Recorded data

..............................

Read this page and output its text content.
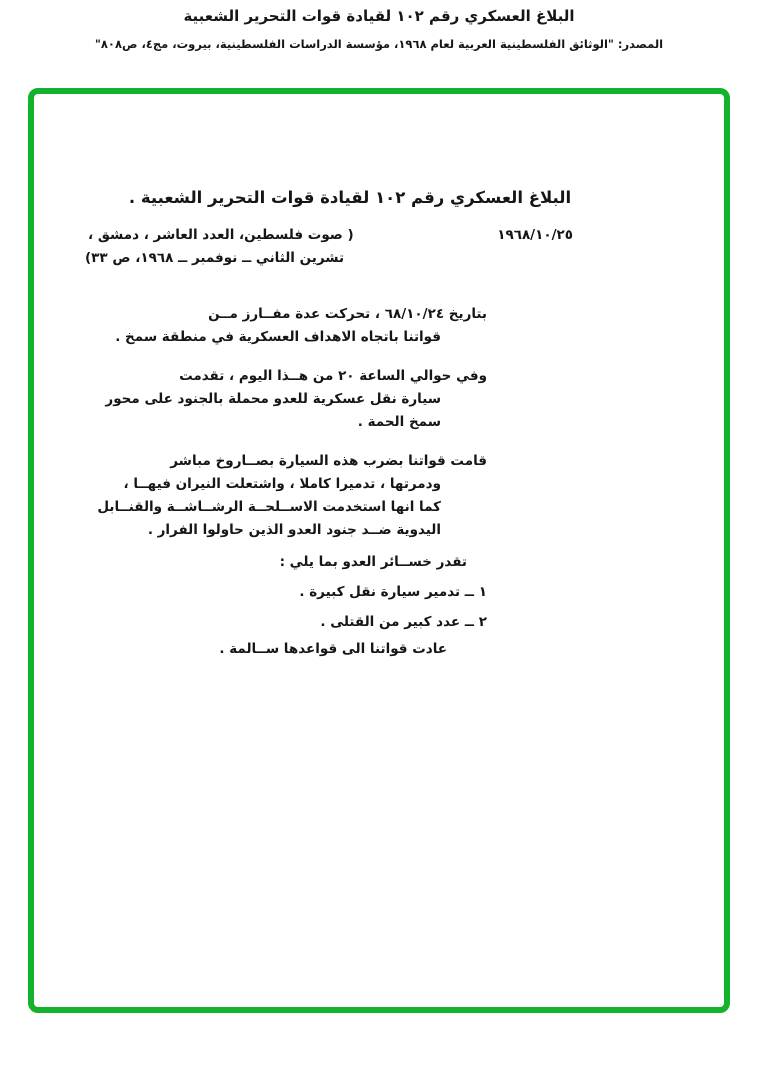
البلاغ العسكري رقم ١٠٢ لقيادة قوات التحرير الشعبية
المصدر: "الوثائق الفلسطينية العربية لعام ١٩٦٨، مؤسسة الدراسات الفلسطينية، بيروت، مج٤، ص٨٠٨"
البلاغ العسكري رقم ١٠٢ لقيادة قوات التحرير الشعبية .
١٩٦٨/١٠/٢٥
( صوت فلسطين، العدد العاشر ، دمشق ،
تشرين الثاني ــ نوفمبر ــ ١٩٦٨، ص ٣٣)
بتاريخ ٦٨/١٠/٢٤ ، تحركت عدة مفــارز مــن
قواتنا باتجاه الاهداف العسكرية في منطقة سمخ .
وفي حوالي الساعة ٢٠ من هــذا اليوم ، تقدمت
سيارة نقل عسكرية للعدو محملة بالجنود على محور
سمخ الحمة .
قامت قواتنا بضرب هذه السيارة بصــاروخ مباشر
ودمرتها ، تدميرا كاملا ، واشتعلت النيران فيهــا ،
كما انها استخدمت الاســلحــة الرشــاشــة والقنــابل
اليدوية ضــد جنود العدو الذين حاولوا الفرار .
تقدر خســائر العدو بما يلي :
١ ــ تدمير سيارة نقل كبيرة .
٢ ــ عدد كبير من القتلى .
عادت قواتنا الى قواعدها ســالمة .
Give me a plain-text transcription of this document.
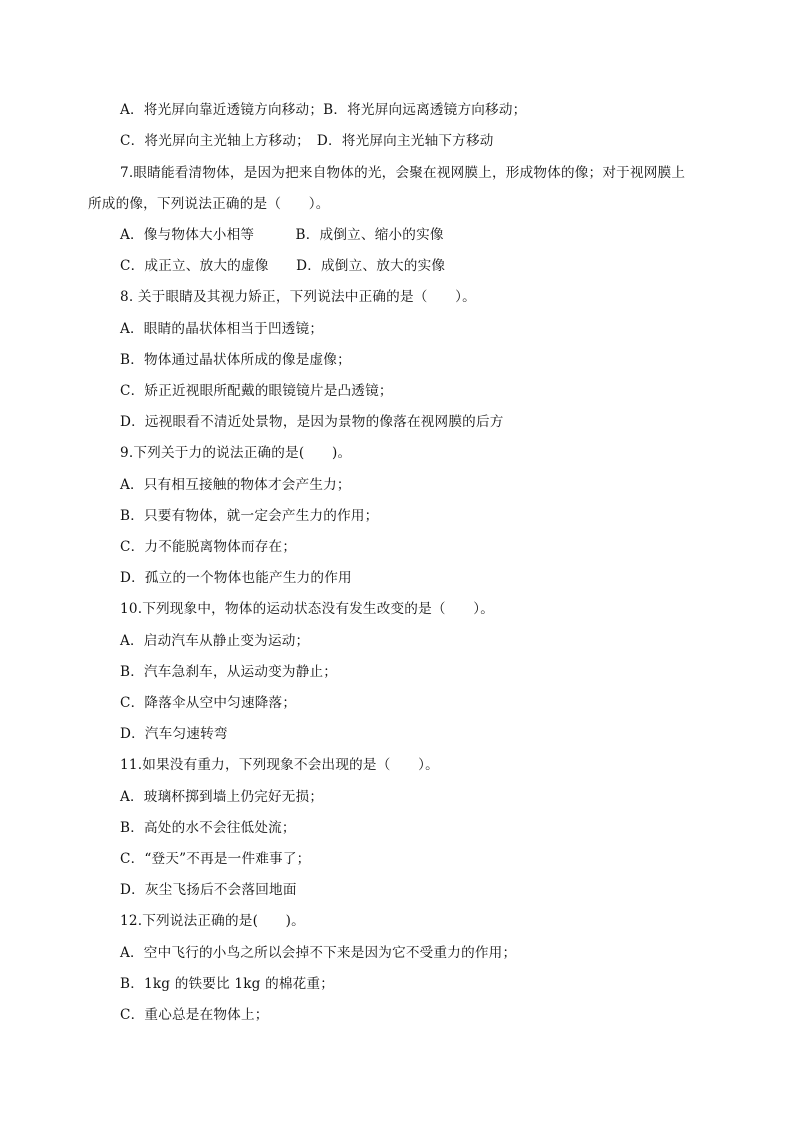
A．将光屏向靠近透镜方向移动；B．将光屏向远离透镜方向移动；
C．将光屏向主光轴上方移动；　D．将光屏向主光轴下方移动
7.眼睛能看清物体，是因为把来自物体的光，会聚在视网膜上，形成物体的像；对于视网膜上
所成的像，下列说法正确的是（　　）。
A．像与物体大小相等　　　B．成倒立、缩小的实像
C．成正立、放大的虚像　　D．成倒立、放大的实像
8. 关于眼睛及其视力矫正，下列说法中正确的是（　　）。
A．眼睛的晶状体相当于凹透镜；
B．物体通过晶状体所成的像是虚像；
C．矫正近视眼所配戴的眼镜镜片是凸透镜；
D．远视眼看不清近处景物，是因为景物的像落在视网膜的后方
9.下列关于力的说法正确的是(　　)。
A．只有相互接触的物体才会产生力；
B．只要有物体，就一定会产生力的作用；
C．力不能脱离物体而存在；
D．孤立的一个物体也能产生力的作用
10.下列现象中，物体的运动状态没有发生改变的是（　　）。
A．启动汽车从静止变为运动；
B．汽车急刹车，从运动变为静止；
C．降落伞从空中匀速降落；
D．汽车匀速转弯
11.如果没有重力，下列现象不会出现的是（　　）。
A．玻璃杯掷到墙上仍完好无损；
B．高处的水不会往低处流；
C．“登天”不再是一件难事了；
D．灰尘飞扬后不会落回地面
12.下列说法正确的是(　　)。
A．空中飞行的小鸟之所以会掉不下来是因为它不受重力的作用；
B．1kg 的铁要比 1kg 的棉花重；
C．重心总是在物体上；
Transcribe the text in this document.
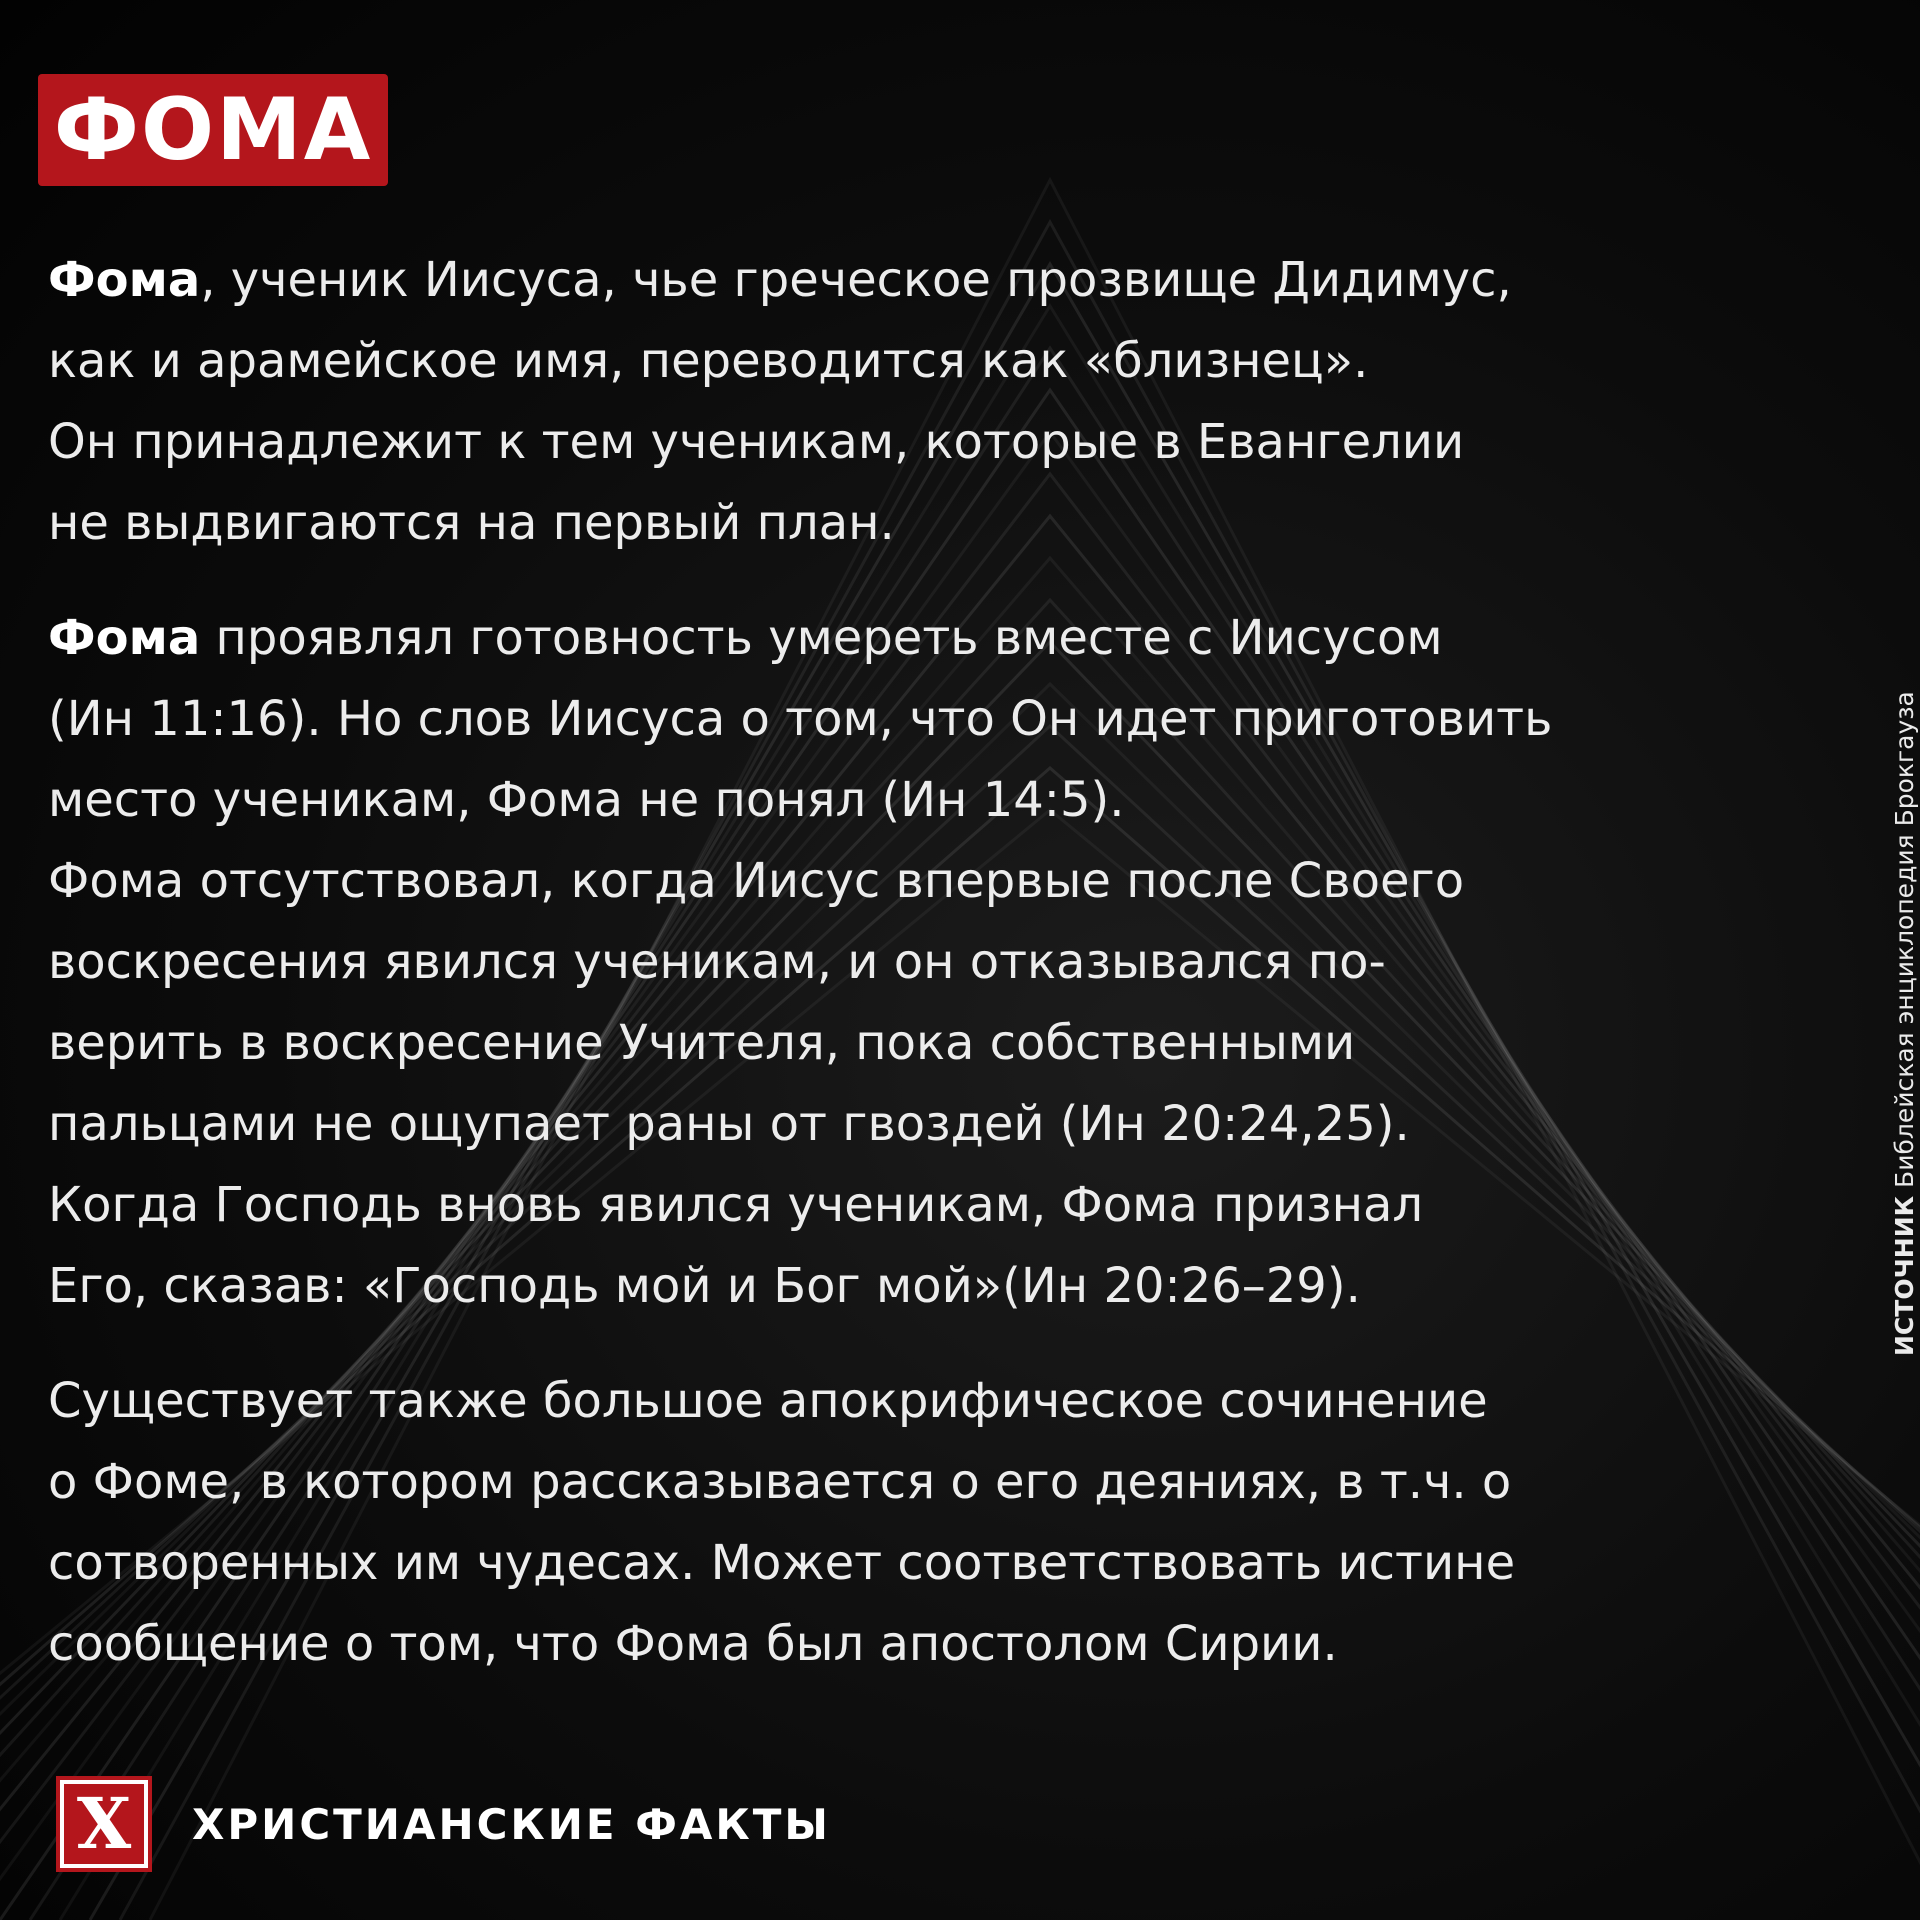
ФОМА
Фома, ученик Иисуса, чье греческое прозвище Дидимус,
как и арамейское имя, переводится как «близнец».
Он принадлежит к тем ученикам, которые в Евангелии
не выдвигаются на первый план.
Фома проявлял готовность умереть вместе с Иисусом
(Ин 11:16). Но слов Иисуса о том, что Он идет приготовить
место ученикам, Фома не понял (Ин 14:5).
Фома отсутствовал, когда Иисус впервые после Своего
воскресения явился ученикам, и он отказывался по-
верить в воскресение Учителя, пока собственными
пальцами не ощупает раны от гвоздей (Ин 20:24,25).
Когда Господь вновь явился ученикам, Фома признал
Его, сказав: «Господь мой и Бог мой»(Ин 20:26–29).
Существует также большое апокрифическое сочинение
о Фоме, в котором рассказывается о его деяниях, в т.ч. о
сотворенных им чудесах. Может соответствовать истине
сообщение о том, что Фома был апостолом Сирии.
ИСТОЧНИКБиблейская энциклопедия Брокгауза
X ХРИСТИАНСКИЕ ФАКТЫ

..............................

## Description of the task
Without any pictures, reproduce exactly the lines from the line that contains "Transcribe the text in this document." to the end of the entries above, both ends included.

## Solution below
Transcribe the text in this document.
ФОМА
Фома, ученик Иисуса, чье греческое прозвище Дидимус,
как и арамейское имя, переводится как «близнец».
Он принадлежит к тем ученикам, которые в Евангелии
не выдвигаются на первый план.
Фома проявлял готовность умереть вместе с Иисусом
(Ин 11:16). Но слов Иисуса о том, что Он идет приготовить
место ученикам, Фома не понял (Ин 14:5).
Фома отсутствовал, когда Иисус впервые после Своего
воскресения явился ученикам, и он отказывался по-
верить в воскресение Учителя, пока собственными
пальцами не ощупает раны от гвоздей (Ин 20:24,25).
Когда Господь вновь явился ученикам, Фома признал
Его, сказав: «Господь мой и Бог мой»(Ин 20:26–29).
Существует также большое апокрифическое сочинение
о Фоме, в котором рассказывается о его деяниях, в т.ч. о
сотворенных им чудесах. Может соответствовать истине
сообщение о том, что Фома был апостолом Сирии.
ИСТОЧНИКБиблейская энциклопедия Брокгауза
X ХРИСТИАНСКИЕ ФАКТЫ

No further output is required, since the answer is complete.